- _所列数据_:
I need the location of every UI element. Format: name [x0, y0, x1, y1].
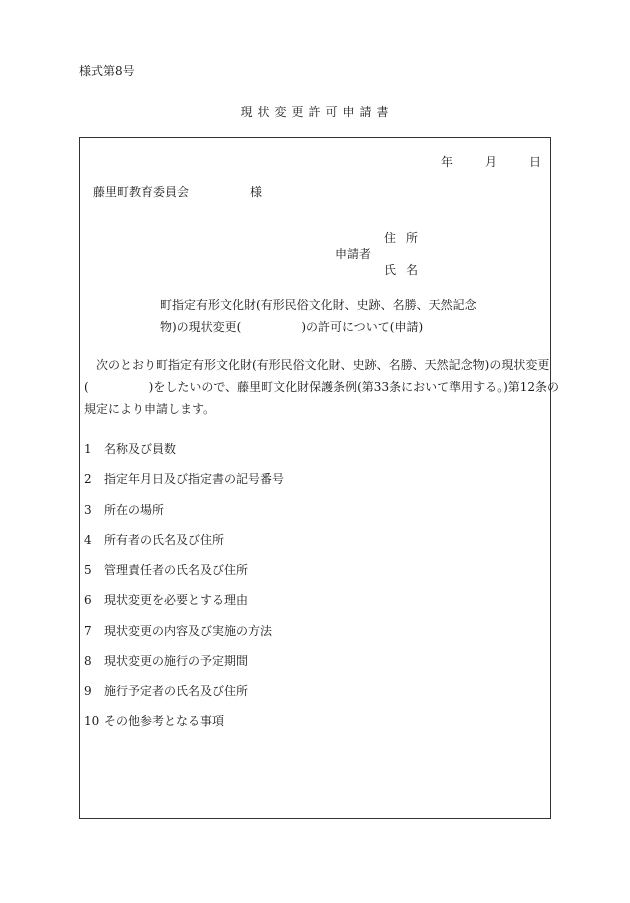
item-number: 8 — [84, 654, 92, 668]
item-number: 9 — [84, 684, 92, 698]
item-label: 現状変更を必要とする理由 — [104, 593, 249, 607]
item-number: 5 — [84, 563, 92, 577]
form-item — [84, 591, 248, 609]
address-label: 住所 — [384, 231, 429, 245]
item-number: 2 — [84, 472, 92, 486]
item-number: 10 — [84, 714, 100, 728]
form-item — [84, 622, 272, 640]
form-item — [84, 470, 284, 488]
item-label: その他参考となる事項 — [104, 714, 225, 728]
item-label: 現状変更の内容及び実施の方法 — [104, 624, 273, 638]
item-number: 1 — [84, 442, 92, 456]
item-label: 施行予定者の氏名及び住所 — [104, 684, 249, 698]
date-row — [441, 153, 541, 171]
item-label: 管理責任者の氏名及び住所 — [104, 563, 249, 577]
item-label: 所有者の氏名及び住所 — [104, 533, 225, 547]
item-number: 6 — [84, 593, 92, 607]
date-year-label: 年 — [441, 155, 454, 169]
item-number: 3 — [84, 503, 92, 517]
form-item — [84, 682, 248, 700]
item-number: 4 — [84, 533, 92, 547]
item-label: 現状変更の施行の予定期間 — [104, 654, 249, 668]
form-number: 様式第8号 — [79, 64, 135, 78]
body-text-line: 次のとおり町指定有形文化財(有形民俗文化財、史跡、名勝、天然記念物)の現状変更 — [96, 358, 550, 372]
form-item — [84, 440, 176, 458]
name-label: 氏名 — [384, 263, 429, 277]
form-item — [84, 561, 248, 579]
subject-line: 物)の現状変更( )の許可について(申請) — [160, 320, 424, 334]
addressee-honorific: 様 — [250, 185, 263, 199]
date-month-label: 月 — [485, 155, 498, 169]
item-label: 所在の場所 — [104, 503, 165, 517]
item-label: 指定年月日及び指定書の記号番号 — [104, 472, 285, 486]
item-label: 名称及び員数 — [104, 442, 177, 456]
addressee: 藤里町教育委員会 — [93, 185, 190, 199]
form-item — [84, 652, 248, 670]
date-day-label: 日 — [529, 155, 542, 169]
body-text-line: ( )をしたいので、藤里町文化財保護条例(第33条において準用する。)第12条の — [84, 380, 560, 394]
subject-line: 町指定有形文化財(有形民俗文化財、史跡、名勝、天然記念 — [160, 298, 477, 312]
application-form-frame — [79, 137, 560, 819]
form-item — [84, 531, 224, 549]
body-text-line: 規定により申請します。 — [84, 402, 216, 416]
item-number: 7 — [84, 624, 92, 638]
form-item — [84, 712, 224, 730]
document-title: 現状変更許可申請書 — [240, 105, 394, 119]
applicant-label: 申請者 — [335, 247, 372, 261]
form-item — [84, 501, 164, 519]
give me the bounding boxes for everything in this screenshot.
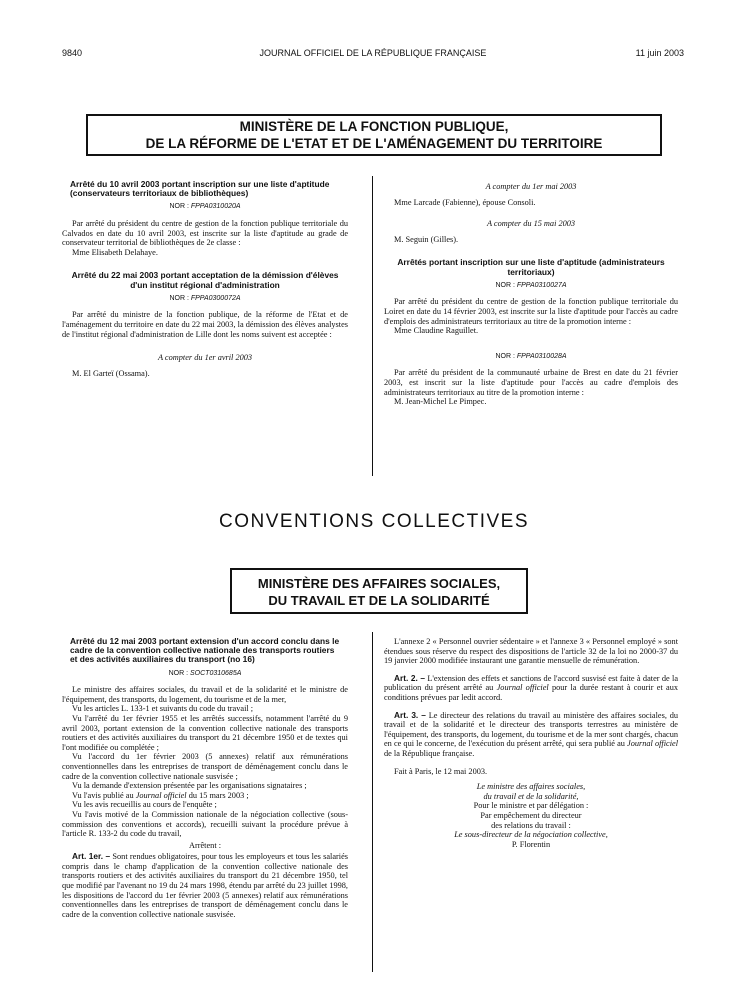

- _练习任务_: 照原样抄录上述数据中的各行：从包含“item-number: 8 — [84, 654, 92, 668]”的那一行开始，到包含“form-item — [84, 682, 248, 700]”的那一行结束，首尾两行均须列入。

- _完整答案_:
item-number: 8 — [84, 654, 92, 668]
item-number: 9 — [84, 684, 92, 698]
item-label: 現状変更を必要とする理由 — [104, 593, 249, 607]
item-number: 5 — [84, 563, 92, 577]
form-item — [84, 591, 248, 609]
address-label: 住所 — [384, 231, 429, 245]
item-number: 2 — [84, 472, 92, 486]
item-number: 10 — [84, 714, 100, 728]
form-item — [84, 622, 272, 640]
form-item — [84, 470, 284, 488]
item-label: その他参考となる事項 — [104, 714, 225, 728]
item-label: 現状変更の内容及び実施の方法 — [104, 624, 273, 638]
item-number: 1 — [84, 442, 92, 456]
item-label: 施行予定者の氏名及び住所 — [104, 684, 249, 698]
date-row — [441, 153, 541, 171]
item-label: 管理責任者の氏名及び住所 — [104, 563, 249, 577]
item-label: 所有者の氏名及び住所 — [104, 533, 225, 547]
item-number: 6 — [84, 593, 92, 607]
date-year-label: 年 — [441, 155, 454, 169]
item-number: 3 — [84, 503, 92, 517]
form-item — [84, 682, 248, 700]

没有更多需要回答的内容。